● Exercise material:
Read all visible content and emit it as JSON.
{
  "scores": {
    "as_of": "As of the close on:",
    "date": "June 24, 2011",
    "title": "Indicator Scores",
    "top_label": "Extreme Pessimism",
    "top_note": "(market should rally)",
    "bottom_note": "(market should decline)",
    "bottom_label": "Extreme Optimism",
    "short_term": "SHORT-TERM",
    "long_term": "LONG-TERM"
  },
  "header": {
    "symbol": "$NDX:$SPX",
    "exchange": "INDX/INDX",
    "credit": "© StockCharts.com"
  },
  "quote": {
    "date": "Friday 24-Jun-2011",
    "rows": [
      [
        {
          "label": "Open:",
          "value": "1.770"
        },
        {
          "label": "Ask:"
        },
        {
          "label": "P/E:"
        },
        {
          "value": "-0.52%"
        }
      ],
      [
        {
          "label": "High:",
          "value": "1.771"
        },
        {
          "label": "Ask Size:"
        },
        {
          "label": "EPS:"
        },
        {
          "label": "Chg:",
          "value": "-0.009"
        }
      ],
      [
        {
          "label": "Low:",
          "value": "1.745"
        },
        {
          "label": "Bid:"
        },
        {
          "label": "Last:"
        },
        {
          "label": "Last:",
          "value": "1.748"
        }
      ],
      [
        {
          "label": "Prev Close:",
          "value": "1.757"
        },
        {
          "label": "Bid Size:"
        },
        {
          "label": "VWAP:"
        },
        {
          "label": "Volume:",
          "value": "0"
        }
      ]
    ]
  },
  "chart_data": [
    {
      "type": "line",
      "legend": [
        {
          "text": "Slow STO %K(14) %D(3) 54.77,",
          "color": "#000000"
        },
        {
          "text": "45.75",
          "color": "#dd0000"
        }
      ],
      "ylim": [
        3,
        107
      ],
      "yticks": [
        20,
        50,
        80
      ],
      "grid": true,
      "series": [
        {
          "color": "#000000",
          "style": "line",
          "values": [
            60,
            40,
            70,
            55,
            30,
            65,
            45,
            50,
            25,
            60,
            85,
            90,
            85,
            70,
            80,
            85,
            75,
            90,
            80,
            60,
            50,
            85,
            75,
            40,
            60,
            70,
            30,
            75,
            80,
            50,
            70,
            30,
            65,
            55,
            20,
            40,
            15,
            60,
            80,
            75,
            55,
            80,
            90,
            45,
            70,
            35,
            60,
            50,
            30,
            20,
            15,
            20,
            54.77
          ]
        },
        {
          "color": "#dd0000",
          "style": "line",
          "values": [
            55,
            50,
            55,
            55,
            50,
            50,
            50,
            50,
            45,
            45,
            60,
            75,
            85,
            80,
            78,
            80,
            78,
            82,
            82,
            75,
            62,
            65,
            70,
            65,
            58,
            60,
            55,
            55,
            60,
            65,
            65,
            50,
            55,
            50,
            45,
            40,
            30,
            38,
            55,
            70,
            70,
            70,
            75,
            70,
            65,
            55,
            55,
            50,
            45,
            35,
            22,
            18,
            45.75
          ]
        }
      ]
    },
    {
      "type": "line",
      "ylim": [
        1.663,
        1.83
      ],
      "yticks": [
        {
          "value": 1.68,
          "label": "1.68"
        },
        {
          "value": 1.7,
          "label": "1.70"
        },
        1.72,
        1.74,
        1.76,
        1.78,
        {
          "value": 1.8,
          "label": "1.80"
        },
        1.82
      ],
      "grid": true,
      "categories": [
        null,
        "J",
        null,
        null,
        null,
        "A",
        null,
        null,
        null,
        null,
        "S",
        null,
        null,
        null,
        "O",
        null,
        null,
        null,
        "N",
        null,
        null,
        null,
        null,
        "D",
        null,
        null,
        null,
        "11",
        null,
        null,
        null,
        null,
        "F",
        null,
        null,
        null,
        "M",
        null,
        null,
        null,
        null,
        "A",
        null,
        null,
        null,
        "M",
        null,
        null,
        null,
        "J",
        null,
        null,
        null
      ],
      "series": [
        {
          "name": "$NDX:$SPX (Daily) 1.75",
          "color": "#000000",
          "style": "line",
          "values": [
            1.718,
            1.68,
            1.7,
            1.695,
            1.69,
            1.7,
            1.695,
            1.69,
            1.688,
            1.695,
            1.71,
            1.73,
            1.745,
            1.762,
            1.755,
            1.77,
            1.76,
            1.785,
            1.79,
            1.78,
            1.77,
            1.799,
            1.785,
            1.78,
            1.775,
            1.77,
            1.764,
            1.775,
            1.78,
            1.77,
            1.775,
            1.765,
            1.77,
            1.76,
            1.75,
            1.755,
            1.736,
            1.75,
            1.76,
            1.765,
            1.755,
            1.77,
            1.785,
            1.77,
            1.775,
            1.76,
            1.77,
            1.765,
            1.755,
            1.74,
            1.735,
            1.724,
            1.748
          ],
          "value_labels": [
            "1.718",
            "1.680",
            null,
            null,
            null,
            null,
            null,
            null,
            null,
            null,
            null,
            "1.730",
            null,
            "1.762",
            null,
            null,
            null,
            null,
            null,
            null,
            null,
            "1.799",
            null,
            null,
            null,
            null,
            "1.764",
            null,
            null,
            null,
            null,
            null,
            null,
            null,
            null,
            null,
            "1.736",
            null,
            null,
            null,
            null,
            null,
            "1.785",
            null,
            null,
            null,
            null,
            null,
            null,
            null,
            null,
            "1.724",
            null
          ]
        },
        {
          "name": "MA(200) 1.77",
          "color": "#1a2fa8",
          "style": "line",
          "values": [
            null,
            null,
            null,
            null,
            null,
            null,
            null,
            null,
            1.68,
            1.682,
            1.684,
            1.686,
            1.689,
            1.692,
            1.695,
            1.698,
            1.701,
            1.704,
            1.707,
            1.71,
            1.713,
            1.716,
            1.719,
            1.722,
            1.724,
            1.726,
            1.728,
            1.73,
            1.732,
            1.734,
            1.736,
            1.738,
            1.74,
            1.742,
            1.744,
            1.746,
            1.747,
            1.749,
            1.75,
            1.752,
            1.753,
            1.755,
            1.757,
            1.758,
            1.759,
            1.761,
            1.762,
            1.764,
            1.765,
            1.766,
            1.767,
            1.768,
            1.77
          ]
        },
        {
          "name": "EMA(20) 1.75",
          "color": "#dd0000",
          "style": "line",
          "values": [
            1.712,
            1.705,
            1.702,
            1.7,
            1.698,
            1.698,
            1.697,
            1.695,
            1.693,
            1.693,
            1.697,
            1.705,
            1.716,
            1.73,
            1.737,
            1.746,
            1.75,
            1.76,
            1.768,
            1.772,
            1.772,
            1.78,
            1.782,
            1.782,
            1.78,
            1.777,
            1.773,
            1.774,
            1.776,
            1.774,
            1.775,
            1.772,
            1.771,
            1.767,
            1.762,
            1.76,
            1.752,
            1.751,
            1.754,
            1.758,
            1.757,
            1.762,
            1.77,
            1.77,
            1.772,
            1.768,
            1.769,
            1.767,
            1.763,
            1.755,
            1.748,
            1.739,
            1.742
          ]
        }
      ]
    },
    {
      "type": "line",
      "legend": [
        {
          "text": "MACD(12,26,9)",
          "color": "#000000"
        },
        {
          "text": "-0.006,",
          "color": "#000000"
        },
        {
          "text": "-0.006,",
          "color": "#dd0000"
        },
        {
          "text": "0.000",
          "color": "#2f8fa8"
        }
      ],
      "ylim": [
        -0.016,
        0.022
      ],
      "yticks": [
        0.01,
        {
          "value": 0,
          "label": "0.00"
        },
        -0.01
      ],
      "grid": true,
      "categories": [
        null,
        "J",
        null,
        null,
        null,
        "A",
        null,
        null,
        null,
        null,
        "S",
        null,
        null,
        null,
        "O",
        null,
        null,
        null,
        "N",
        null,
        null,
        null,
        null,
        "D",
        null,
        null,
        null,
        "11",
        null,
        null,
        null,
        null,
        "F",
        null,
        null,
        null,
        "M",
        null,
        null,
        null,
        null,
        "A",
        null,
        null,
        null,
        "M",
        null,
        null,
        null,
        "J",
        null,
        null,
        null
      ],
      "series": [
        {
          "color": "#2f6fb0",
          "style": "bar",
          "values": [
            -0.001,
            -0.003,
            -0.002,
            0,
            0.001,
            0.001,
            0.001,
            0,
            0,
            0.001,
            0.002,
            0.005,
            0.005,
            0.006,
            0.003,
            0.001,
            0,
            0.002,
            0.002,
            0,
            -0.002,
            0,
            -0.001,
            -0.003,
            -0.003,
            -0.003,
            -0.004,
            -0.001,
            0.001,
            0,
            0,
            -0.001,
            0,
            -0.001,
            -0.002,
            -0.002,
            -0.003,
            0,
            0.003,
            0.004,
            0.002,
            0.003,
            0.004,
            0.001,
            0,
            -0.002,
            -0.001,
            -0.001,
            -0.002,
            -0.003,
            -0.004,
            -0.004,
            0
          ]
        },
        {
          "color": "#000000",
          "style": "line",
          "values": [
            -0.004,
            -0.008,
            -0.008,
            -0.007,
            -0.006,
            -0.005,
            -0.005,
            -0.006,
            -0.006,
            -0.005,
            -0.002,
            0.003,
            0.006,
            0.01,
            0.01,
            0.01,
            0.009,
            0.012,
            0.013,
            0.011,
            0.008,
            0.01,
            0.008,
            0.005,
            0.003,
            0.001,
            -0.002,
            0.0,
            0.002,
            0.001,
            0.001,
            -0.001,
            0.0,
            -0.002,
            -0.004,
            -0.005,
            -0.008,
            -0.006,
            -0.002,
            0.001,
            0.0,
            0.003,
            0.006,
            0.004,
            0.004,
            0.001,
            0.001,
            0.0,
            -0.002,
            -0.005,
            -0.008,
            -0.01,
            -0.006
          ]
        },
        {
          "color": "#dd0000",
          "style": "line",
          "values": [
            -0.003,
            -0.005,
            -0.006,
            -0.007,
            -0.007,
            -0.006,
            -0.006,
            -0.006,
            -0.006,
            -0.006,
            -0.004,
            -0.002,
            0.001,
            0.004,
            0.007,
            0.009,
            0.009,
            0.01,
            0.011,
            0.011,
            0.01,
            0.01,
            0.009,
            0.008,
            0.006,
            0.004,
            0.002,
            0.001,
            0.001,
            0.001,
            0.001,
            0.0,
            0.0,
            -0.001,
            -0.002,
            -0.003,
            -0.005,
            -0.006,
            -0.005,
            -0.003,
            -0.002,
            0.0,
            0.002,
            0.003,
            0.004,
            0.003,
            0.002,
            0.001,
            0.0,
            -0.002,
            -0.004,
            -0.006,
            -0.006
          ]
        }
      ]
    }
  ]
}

● Problem requirements:
Looking at the records above, work out how many lines include the word "market", then give that number by itself.

● Correct answer:
2